Objective → Lines holding the string "screenshot" are the ones to copy; find them all in the data.
————
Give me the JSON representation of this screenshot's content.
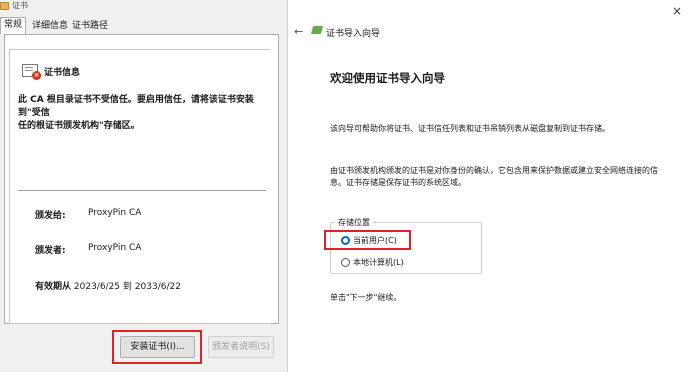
{
  "left_dialog": {
    "title": "证书",
    "tabs": [
      "常规",
      "详细信息",
      "证书路径"
    ],
    "cert_info_title": "证书信息",
    "warning_line1": "此 CA 根目录证书不受信任。要启用信任，请将该证书安装到\"受信",
    "warning_line2": "任的根证书颁发机构\"存储区。",
    "issued_to_label": "颁发给:",
    "issued_to_value": "ProxyPin CA",
    "issued_by_label": "颁发者:",
    "issued_by_value": "ProxyPin CA",
    "validity_label": "有效期从",
    "validity_from": "2023/6/25",
    "validity_to_word": "到",
    "validity_to": "2033/6/22",
    "install_button": "安装证书(I)...",
    "issuer_statement_button": "颁发者说明(S)"
  },
  "wizard": {
    "close_glyph": "×",
    "back_glyph": "←",
    "window_title": "证书导入向导",
    "heading": "欢迎使用证书导入向导",
    "para1": "该向导可帮助你将证书、证书信任列表和证书吊销列表从磁盘复制到证书存储。",
    "para2_line1": "由证书颁发机构颁发的证书是对你身份的确认，它包含用来保护数据或建立安全网络连接的信",
    "para2_line2": "息。证书存储是保存证书的系统区域。",
    "store_location_label": "存储位置",
    "options": [
      {
        "label": "当前用户(C)",
        "selected": true
      },
      {
        "label": "本地计算机(L)",
        "selected": false
      }
    ],
    "continue_text": "单击\"下一步\"继续。"
  },
  "colors": {
    "highlight_red": "#e0202a",
    "radio_blue": "#0067c0"
  }
}
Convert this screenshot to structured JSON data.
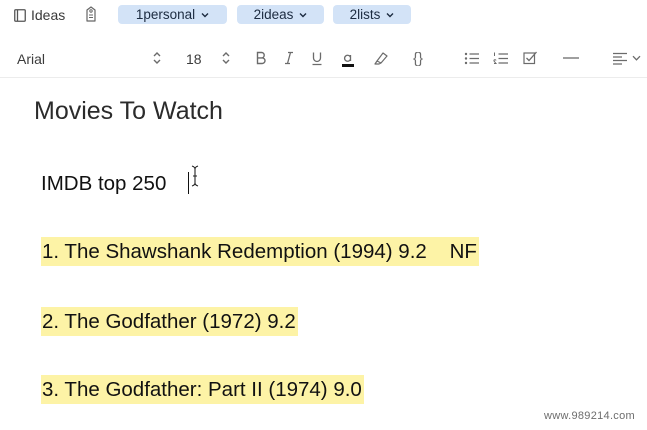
{
  "topbar": {
    "notebook_label": "Ideas",
    "tags": [
      {
        "label": "1personal"
      },
      {
        "label": "2ideas"
      },
      {
        "label": "2lists"
      }
    ]
  },
  "toolbar": {
    "font_family": "Arial",
    "font_size": "18",
    "code_label": "{}"
  },
  "note": {
    "title": "Movies To Watch",
    "paragraphs": [
      "IMDB top 250",
      "1. The Shawshank Redemption (1994) 9.2    NF",
      "2. The Godfather (1972) 9.2",
      "3. The Godfather: Part II (1974) 9.0"
    ]
  },
  "watermark": "www.989214.com",
  "colors": {
    "tag_chip": "#d3e3f7",
    "highlight": "#fdf3a6",
    "toolbar_icon": "#6b6b6b"
  }
}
————
Solution to this exercise →
Give me the JSON representation of this screenshot's content.
Convert this screenshot to structured JSON data.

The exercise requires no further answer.